EXERCISE TASK — Determine how many lines of the data below contain "JSON", then give only that number.

TASK MATERIAL —
[BEGIN]

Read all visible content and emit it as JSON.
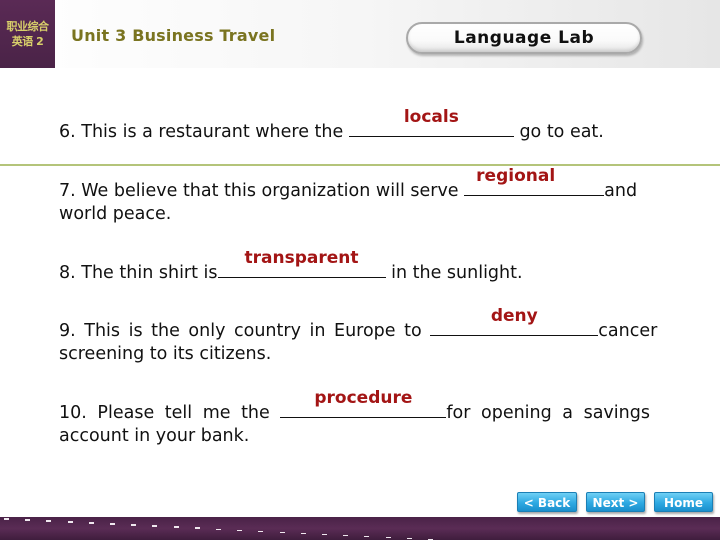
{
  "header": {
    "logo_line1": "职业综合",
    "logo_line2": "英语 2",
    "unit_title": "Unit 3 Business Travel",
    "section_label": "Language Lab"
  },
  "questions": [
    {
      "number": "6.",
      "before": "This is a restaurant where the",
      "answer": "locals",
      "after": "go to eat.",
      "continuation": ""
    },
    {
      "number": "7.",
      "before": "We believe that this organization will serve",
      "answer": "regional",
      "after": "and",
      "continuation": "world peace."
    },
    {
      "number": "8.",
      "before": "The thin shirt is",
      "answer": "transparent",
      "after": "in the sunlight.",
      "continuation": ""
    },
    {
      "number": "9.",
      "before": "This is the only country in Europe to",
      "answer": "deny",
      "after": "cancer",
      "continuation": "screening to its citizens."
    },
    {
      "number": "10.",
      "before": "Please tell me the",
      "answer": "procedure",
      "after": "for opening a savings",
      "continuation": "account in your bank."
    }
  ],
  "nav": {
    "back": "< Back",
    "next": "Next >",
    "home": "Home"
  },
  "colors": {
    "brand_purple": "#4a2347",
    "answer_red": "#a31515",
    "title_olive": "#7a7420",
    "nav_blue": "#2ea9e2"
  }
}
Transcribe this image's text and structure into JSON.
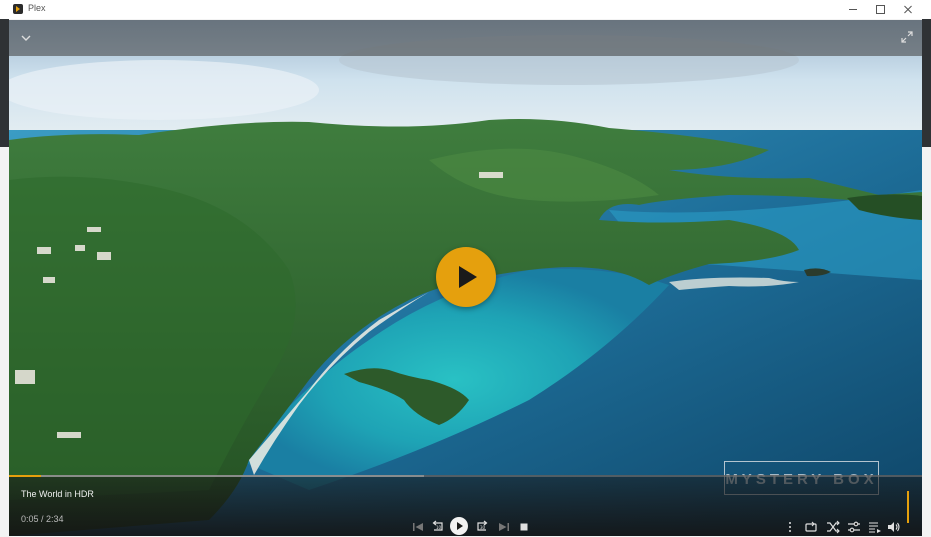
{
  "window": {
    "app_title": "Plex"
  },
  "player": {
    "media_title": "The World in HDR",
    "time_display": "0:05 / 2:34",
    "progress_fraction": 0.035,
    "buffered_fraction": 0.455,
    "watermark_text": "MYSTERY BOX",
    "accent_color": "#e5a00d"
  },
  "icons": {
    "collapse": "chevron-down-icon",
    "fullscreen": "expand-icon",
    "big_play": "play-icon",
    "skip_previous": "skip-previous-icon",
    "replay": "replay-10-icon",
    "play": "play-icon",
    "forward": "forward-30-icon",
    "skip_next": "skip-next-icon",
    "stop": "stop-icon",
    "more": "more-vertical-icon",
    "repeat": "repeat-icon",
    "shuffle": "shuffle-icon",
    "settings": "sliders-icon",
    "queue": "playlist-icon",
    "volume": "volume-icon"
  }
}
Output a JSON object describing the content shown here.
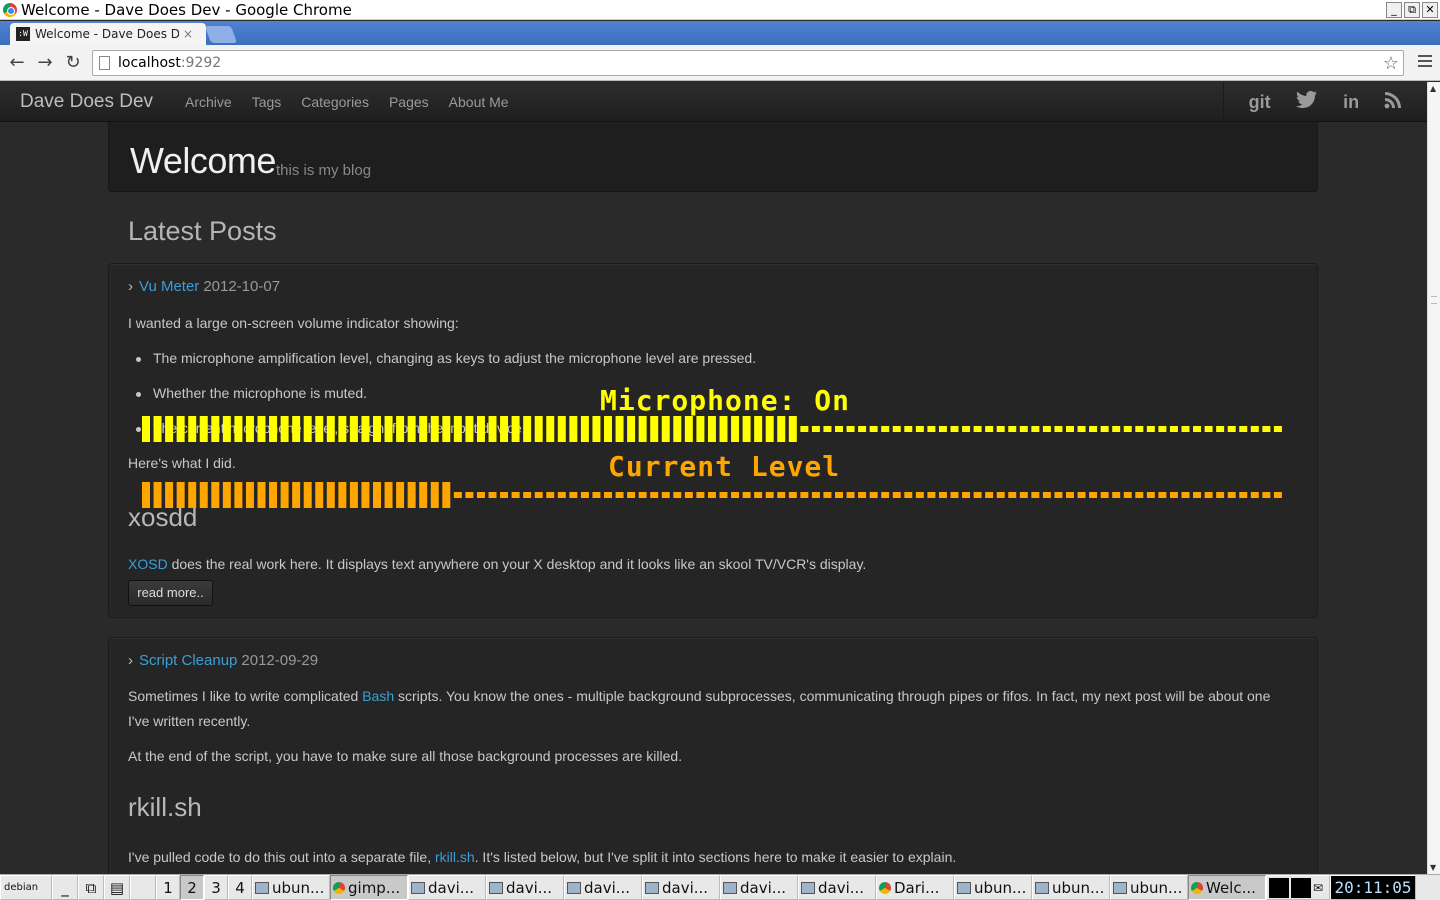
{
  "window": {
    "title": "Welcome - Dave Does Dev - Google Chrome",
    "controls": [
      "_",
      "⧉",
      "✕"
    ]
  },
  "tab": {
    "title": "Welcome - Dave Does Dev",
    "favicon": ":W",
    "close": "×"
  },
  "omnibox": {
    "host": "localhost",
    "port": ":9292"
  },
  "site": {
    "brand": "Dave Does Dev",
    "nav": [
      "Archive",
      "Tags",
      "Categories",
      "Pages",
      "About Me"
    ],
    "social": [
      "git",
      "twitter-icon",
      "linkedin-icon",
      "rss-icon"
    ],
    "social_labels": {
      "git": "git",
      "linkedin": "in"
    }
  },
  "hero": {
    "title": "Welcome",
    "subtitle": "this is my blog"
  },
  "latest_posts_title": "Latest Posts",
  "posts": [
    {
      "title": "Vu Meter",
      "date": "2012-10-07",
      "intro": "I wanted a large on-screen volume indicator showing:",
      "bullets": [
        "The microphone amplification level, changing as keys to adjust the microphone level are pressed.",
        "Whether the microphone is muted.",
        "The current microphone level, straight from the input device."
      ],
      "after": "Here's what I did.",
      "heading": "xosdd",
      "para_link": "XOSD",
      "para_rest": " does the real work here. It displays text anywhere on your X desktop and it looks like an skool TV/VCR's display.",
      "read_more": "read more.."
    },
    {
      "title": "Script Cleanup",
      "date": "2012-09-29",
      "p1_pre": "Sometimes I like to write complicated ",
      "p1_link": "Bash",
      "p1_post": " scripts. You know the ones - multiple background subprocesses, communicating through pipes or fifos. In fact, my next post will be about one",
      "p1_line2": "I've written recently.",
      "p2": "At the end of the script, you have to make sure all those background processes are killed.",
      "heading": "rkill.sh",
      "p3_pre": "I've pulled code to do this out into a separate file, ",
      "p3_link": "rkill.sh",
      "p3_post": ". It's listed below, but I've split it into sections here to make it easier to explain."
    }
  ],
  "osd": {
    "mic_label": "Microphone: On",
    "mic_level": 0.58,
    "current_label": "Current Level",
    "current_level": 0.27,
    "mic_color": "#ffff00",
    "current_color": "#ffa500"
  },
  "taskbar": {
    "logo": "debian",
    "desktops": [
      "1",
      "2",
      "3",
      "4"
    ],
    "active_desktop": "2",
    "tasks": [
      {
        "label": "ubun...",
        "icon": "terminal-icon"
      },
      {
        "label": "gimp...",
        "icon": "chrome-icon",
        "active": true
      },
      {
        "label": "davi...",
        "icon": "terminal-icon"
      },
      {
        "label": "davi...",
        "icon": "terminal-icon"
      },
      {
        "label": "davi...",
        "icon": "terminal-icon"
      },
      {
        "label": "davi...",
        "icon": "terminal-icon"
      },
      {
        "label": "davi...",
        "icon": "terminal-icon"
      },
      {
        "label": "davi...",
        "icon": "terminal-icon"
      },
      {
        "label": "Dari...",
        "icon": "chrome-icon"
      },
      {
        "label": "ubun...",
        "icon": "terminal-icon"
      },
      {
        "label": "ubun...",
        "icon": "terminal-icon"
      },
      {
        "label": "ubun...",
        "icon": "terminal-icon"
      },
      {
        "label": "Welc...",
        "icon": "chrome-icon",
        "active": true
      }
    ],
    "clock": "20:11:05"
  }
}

[END]

CORRECT RESPONSE — 3